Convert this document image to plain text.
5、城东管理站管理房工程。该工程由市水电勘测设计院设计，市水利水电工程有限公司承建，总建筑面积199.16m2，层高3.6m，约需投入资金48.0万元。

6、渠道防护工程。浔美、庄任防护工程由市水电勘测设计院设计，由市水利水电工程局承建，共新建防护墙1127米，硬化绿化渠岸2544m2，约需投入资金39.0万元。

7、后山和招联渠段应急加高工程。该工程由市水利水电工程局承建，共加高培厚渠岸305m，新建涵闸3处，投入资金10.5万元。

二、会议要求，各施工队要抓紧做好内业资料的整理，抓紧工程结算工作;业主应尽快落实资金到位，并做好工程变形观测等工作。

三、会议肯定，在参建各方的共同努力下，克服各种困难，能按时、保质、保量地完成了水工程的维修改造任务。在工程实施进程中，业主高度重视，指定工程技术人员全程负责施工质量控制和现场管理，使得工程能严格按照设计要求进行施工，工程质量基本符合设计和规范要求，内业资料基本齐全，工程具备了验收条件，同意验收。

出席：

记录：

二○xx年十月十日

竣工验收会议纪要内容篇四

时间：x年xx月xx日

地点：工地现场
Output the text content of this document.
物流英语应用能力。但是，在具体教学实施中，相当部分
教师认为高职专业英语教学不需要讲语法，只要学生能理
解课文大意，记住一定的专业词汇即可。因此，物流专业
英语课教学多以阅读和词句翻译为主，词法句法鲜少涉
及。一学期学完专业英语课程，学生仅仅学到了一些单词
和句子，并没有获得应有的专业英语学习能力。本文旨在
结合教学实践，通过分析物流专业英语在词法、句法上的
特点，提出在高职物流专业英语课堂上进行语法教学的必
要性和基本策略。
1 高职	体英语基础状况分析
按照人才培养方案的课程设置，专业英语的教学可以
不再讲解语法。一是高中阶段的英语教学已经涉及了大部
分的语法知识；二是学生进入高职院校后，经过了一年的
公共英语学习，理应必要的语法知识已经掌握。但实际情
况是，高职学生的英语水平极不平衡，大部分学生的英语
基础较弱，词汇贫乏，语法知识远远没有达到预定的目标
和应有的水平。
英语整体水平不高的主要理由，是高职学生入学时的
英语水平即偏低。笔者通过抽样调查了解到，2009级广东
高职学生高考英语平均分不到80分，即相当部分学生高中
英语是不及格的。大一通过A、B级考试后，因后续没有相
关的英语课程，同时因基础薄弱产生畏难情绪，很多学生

--------------------------------------------------

__Stated exercise__
Give back exactly the lines from the line holding "Output the text content of this document." through the last line of the listing, including both.

__Solution for this problem__
Output the text content of this document.
物流英语应用能力。但是，在具体教学实施中，相当部分
教师认为高职专业英语教学不需要讲语法，只要学生能理
解课文大意，记住一定的专业词汇即可。因此，物流专业
英语课教学多以阅读和词句翻译为主，词法句法鲜少涉
及。一学期学完专业英语课程，学生仅仅学到了一些单词
和句子，并没有获得应有的专业英语学习能力。本文旨在
结合教学实践，通过分析物流专业英语在词法、句法上的
特点，提出在高职物流专业英语课堂上进行语法教学的必
要性和基本策略。
1 高职	体英语基础状况分析
按照人才培养方案的课程设置，专业英语的教学可以
不再讲解语法。一是高中阶段的英语教学已经涉及了大部
分的语法知识；二是学生进入高职院校后，经过了一年的
公共英语学习，理应必要的语法知识已经掌握。但实际情
况是，高职学生的英语水平极不平衡，大部分学生的英语
基础较弱，词汇贫乏，语法知识远远没有达到预定的目标
和应有的水平。
英语整体水平不高的主要理由，是高职学生入学时的
英语水平即偏低。笔者通过抽样调查了解到，2009级广东
高职学生高考英语平均分不到80分，即相当部分学生高中
英语是不及格的。大一通过A、B级考试后，因后续没有相
关的英语课程，同时因基础薄弱产生畏难情绪，很多学生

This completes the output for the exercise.